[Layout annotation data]

---------------

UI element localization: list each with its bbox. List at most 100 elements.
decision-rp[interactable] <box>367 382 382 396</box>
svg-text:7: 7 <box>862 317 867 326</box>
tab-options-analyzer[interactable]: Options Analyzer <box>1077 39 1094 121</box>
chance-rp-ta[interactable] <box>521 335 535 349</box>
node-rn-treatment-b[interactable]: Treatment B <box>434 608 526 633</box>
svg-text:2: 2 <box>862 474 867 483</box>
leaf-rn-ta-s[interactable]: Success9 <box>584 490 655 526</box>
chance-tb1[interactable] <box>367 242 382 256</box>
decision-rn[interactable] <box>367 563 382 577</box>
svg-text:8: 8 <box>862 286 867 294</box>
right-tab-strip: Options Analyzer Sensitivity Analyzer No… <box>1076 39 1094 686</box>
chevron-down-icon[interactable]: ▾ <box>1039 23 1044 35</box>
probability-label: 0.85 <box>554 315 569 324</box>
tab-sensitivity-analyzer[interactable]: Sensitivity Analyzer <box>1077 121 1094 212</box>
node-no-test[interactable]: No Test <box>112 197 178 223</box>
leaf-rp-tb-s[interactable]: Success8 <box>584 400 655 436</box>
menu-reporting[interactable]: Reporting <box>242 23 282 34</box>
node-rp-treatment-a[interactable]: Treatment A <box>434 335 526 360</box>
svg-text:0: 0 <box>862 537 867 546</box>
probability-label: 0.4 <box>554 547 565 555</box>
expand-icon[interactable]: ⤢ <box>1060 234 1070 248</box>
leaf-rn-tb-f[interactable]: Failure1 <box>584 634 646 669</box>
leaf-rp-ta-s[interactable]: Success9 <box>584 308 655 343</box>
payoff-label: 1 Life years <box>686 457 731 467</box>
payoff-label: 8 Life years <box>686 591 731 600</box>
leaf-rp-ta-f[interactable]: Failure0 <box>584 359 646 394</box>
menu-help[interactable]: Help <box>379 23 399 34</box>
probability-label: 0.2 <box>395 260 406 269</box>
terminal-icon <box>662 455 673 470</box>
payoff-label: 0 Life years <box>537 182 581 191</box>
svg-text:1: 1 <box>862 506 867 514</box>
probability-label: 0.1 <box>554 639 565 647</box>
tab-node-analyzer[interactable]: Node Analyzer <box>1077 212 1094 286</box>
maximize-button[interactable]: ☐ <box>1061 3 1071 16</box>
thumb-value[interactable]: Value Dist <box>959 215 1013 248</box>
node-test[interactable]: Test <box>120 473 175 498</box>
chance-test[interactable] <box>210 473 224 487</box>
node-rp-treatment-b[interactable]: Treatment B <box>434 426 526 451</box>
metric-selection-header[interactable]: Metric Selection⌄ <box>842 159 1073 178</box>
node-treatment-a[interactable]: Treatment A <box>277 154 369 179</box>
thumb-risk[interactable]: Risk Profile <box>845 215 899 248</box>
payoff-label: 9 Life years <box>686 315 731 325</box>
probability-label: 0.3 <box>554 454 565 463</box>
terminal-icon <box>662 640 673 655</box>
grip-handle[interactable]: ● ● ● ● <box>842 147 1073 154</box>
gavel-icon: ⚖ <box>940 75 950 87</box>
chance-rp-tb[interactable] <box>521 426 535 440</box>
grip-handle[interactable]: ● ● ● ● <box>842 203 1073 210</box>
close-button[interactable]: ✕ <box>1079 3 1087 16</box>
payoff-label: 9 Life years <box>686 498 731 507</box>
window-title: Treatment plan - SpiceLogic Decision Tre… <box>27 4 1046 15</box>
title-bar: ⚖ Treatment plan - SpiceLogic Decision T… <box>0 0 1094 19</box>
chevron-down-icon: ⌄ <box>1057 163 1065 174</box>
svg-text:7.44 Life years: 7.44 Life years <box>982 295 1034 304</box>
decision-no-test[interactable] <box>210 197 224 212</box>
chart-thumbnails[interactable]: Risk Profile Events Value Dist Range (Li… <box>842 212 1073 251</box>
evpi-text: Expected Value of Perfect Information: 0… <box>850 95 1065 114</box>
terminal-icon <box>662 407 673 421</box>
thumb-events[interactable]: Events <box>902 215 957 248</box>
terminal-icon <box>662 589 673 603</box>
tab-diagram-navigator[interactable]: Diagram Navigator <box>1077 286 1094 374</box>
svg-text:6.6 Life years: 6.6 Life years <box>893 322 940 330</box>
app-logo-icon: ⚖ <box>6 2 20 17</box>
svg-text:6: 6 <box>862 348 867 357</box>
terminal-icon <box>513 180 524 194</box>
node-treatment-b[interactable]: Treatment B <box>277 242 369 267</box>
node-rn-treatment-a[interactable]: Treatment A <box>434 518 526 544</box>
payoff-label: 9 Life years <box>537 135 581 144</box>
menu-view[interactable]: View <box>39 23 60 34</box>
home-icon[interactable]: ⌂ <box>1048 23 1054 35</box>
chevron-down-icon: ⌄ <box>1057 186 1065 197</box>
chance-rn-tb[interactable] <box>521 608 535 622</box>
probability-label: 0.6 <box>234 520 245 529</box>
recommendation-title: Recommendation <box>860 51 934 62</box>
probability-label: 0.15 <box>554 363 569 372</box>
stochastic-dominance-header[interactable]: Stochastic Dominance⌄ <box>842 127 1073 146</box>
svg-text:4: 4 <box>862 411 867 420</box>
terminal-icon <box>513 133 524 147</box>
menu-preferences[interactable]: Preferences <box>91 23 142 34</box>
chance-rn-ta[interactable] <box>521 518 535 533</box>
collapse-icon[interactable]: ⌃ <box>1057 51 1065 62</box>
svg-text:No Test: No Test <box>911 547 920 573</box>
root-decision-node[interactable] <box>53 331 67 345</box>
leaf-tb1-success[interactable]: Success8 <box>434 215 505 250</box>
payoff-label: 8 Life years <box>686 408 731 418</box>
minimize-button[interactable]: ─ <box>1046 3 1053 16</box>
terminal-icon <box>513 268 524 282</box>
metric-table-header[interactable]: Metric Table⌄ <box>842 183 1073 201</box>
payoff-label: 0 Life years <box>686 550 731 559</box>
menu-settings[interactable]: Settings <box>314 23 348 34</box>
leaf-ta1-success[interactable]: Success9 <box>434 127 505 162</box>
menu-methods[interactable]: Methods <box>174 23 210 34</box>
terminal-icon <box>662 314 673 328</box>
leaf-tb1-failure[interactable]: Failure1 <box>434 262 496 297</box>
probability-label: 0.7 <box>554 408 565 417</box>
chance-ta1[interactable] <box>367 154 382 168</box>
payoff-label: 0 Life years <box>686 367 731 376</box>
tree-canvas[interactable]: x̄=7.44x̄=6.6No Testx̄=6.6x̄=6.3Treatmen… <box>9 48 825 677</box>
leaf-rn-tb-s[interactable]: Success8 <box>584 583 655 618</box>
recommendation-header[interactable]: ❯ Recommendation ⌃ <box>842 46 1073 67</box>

---------------

§ What the task requires:
Convert these records into a JSON list of strings with one string per line, omitting blank lines.

§ Result of the exercise:
[
  "UI element localization: list each with its bbox. List at most 100 elements.",
  "decision-rp[interactable] <box>367 382 382 396</box>",
  "svg-text:7: 7 <box>862 317 867 326</box>",
  "tab-options-analyzer[interactable]: Options Analyzer <box>1077 39 1094 121</box>",
  "chance-rp-ta[interactable] <box>521 335 535 349</box>",
  "node-rn-treatment-b[interactable]: Treatment B <box>434 608 526 633</box>",
  "svg-text:2: 2 <box>862 474 867 483</box>",
  "leaf-rn-ta-s[interactable]: Success9 <box>584 490 655 526</box>",
  "chance-tb1[interactable] <box>367 242 382 256</box>",
  "decision-rn[interactable] <box>367 563 382 577</box>",
  "svg-text:8: 8 <box>862 286 867 294</box>",
  "right-tab-strip: Options Analyzer Sensitivity Analyzer No… <box>1076 39 1094 686</box>",
  "chevron-down-icon[interactable]: ▾ <box>1039 23 1044 35</box>",
  "probability-label: 0.85 <box>554 315 569 324</box>",
  "tab-sensitivity-analyzer[interactable]: Sensitivity Analyzer <box>1077 121 1094 212</box>",
  "node-no-test[interactable]: No Test <box>112 197 178 223</box>",
  "leaf-rp-tb-s[interactable]: Success8 <box>584 400 655 436</box>",
  "menu-reporting[interactable]: Reporting <box>242 23 282 34</box>",
  "node-rp-treatment-a[interactable]: Treatment A <box>434 335 526 360</box>",
  "svg-text:0: 0 <box>862 537 867 546</box>",
  "probability-label: 0.4 <box>554 547 565 555</box>",
  "expand-icon[interactable]: ⤢ <box>1060 234 1070 248</box>",
  "leaf-rn-tb-f[interactable]: Failure1 <box>584 634 646 669</box>",
  "leaf-rp-ta-s[interactable]: Success9 <box>584 308 655 343</box>",
  "payoff-label: 1 Life years <box>686 457 731 467</box>",
  "payoff-label: 8 Life years <box>686 591 731 600</box>",
  "leaf-rp-ta-f[interactable]: Failure0 <box>584 359 646 394</box>",
  "menu-help[interactable]: Help <box>379 23 399 34</box>",
  "probability-label: 0.2 <box>395 260 406 269</box>",
  "terminal-icon <box>662 455 673 470</box>",
  "payoff-label: 0 Life years <box>537 182 581 191</box>",
  "svg-text:1: 1 <box>862 506 867 514</box>",
  "probability-label: 0.1 <box>554 639 565 647</box>",
  "tab-node-analyzer[interactable]: Node Analyzer <box>1077 212 1094 286</box>",
  "maximize-button[interactable]: ☐ <box>1061 3 1071 16</box>",
  "thumb-value[interactable]: Value Dist <box>959 215 1013 248</box>",
  "node-test[interactable]: Test <box>120 473 175 498</box>",
  "chance-test[interactable] <box>210 473 224 487</box>",
  "node-rp-treatment-b[interactable]: Treatment B <box>434 426 526 451</box>",
  "metric-selection-header[interactable]: Metric Selection⌄ <box>842 159 1073 178</box>",
  "node-treatment-a[interactable]: Treatment A <box>277 154 369 179</box>",
  "thumb-risk[interactable]: Risk Profile <box>845 215 899 248</box>",
  "payoff-label: 9 Life years <box>686 315 731 325</box>",
  "probability-label: 0.3 <box>554 454 565 463</box>",
  "terminal-icon <box>662 640 673 655</box>",
  "grip-handle[interactable]: ● ● ● ● <box>842 147 1073 154</box>",
  "gavel-icon: ⚖ <box>940 75 950 87</box>",
  "chance-rp-tb[interactable] <box>521 426 535 440</box>",
  "grip-handle[interactable]: ● ● ● ● <box>842 203 1073 210</box>",
  "close-button[interactable]: ✕ <box>1079 3 1087 16</box>",
  "payoff-label: 9 Life years <box>686 498 731 507</box>",
  "window-title: Treatment plan - SpiceLogic Decision Tre… <box>27 4 1046 15</box>",
  "title-bar: ⚖ Treatment plan - SpiceLogic Decision T… <box>0 0 1094 19</box>",
  "chevron-down-icon: ⌄ <box>1057 163 1065 174</box>",
  "svg-text:7.44 Life years: 7.44 Life years <box>982 295 1034 304</box>",
  "decision-no-test[interactable] <box>210 197 224 212</box>",
  "chart-thumbnails[interactable]: Risk Profile Events Value Dist Range (Li… <box>842 212 1073 251</box>",
  "evpi-text: Expected Value of Perfect Information: 0… <box>850 95 1065 114</box>",
  "terminal-icon <box>662 407 673 421</box>",
  "thumb-events[interactable]: Events <box>902 215 957 248</box>",
  "terminal-icon <box>662 589 673 603</box>",
  "tab-diagram-navigator[interactable]: Diagram Navigator <box>1077 286 1094 374</box>",
  "svg-text:6.6 Life years: 6.6 Life years <box>893 322 940 330</box>",
  "app-logo-icon: ⚖ <box>6 2 20 17</box>",
  "svg-text:6: 6 <box>862 348 867 357</box>",
  "terminal-icon <box>513 180 524 194</box>",
  "node-treatment-b[interactable]: Treatment B <box>277 242 369 267</box>",
  "node-rn-treatment-a[interactable]: Treatment A <box>434 518 526 544</box>",
  "payoff-label: 9 Life years <box>537 135 581 144</box>",
  "menu-view[interactable]: View <box>39 23 60 34</box>",
  "home-icon[interactable]: ⌂ <box>1048 23 1054 35</box>",
  "chevron-down-icon: ⌄ <box>1057 186 1065 197</box>",
  "chance-rn-tb[interactable] <box>521 608 535 622</box>",
  "probability-label: 0.6 <box>234 520 245 529</box>",
  "recommendation-title: Recommendation <box>860 51 934 62</box>",
  "probability-label: 0.15 <box>554 363 569 372</box>",
  "stochastic-dominance-header[interactable]: Stochastic Dominance⌄ <box>842 127 1073 146</box>",
  "svg-text:4: 4 <box>862 411 867 420</box>",
  "terminal-icon <box>513 133 524 147</box>",
  "menu-preferences[interactable]: Preferences <box>91 23 142 34</box>",
  "chance-rn-ta[interactable] <box>521 518 535 533</box>",
  "collapse-icon[interactable]: ⌃ <box>1057 51 1065 62</box>",
  "svg-text:No Test: No Test <box>911 547 920 573</box>",
  "root-decision-node[interactable] <box>53 331 67 345</box>",
  "leaf-tb1-success[interactable]: Success8 <box>434 215 505 250</box>",
  "payoff-label: 8 Life years <box>686 408 731 418</box>",
  "minimize-button[interactable]: ─ <box>1046 3 1053 16</box>",
  "terminal-icon <box>513 268 524 282</box>",
  "metric-table-header[interactable]: Metric Table⌄ <box>842 183 1073 201</box>",
  "payoff-label: 0 Life years <box>686 550 731 559</box>",
  "menu-settings[interactable]: Settings <box>314 23 348 34</box>",
  "leaf-ta1-success[interactable]: Success9 <box>434 127 505 162</box>",
  "menu-methods[interactable]: Methods <box>174 23 210 34</box>",
  "terminal-icon <box>662 314 673 328</box>",
  "leaf-tb1-failure[interactable]: Failure1 <box>434 262 496 297</box>",
  "probability-label: 0.7 <box>554 408 565 417</box>",
  "chance-ta1[interactable] <box>367 154 382 168</box>",
  "payoff-label: 0 Life years <box>686 367 731 376</box>",
  "tree-canvas[interactable]: x̄=7.44x̄=6.6No Testx̄=6.6x̄=6.3Treatmen… <box>9 48 825 677</box>",
  "leaf-rn-tb-s[interactable]: Success8 <box>584 583 655 618</box>",
  "recommendation-header[interactable]: ❯ Recommendation ⌃ <box>842 46 1073 67</box>"
]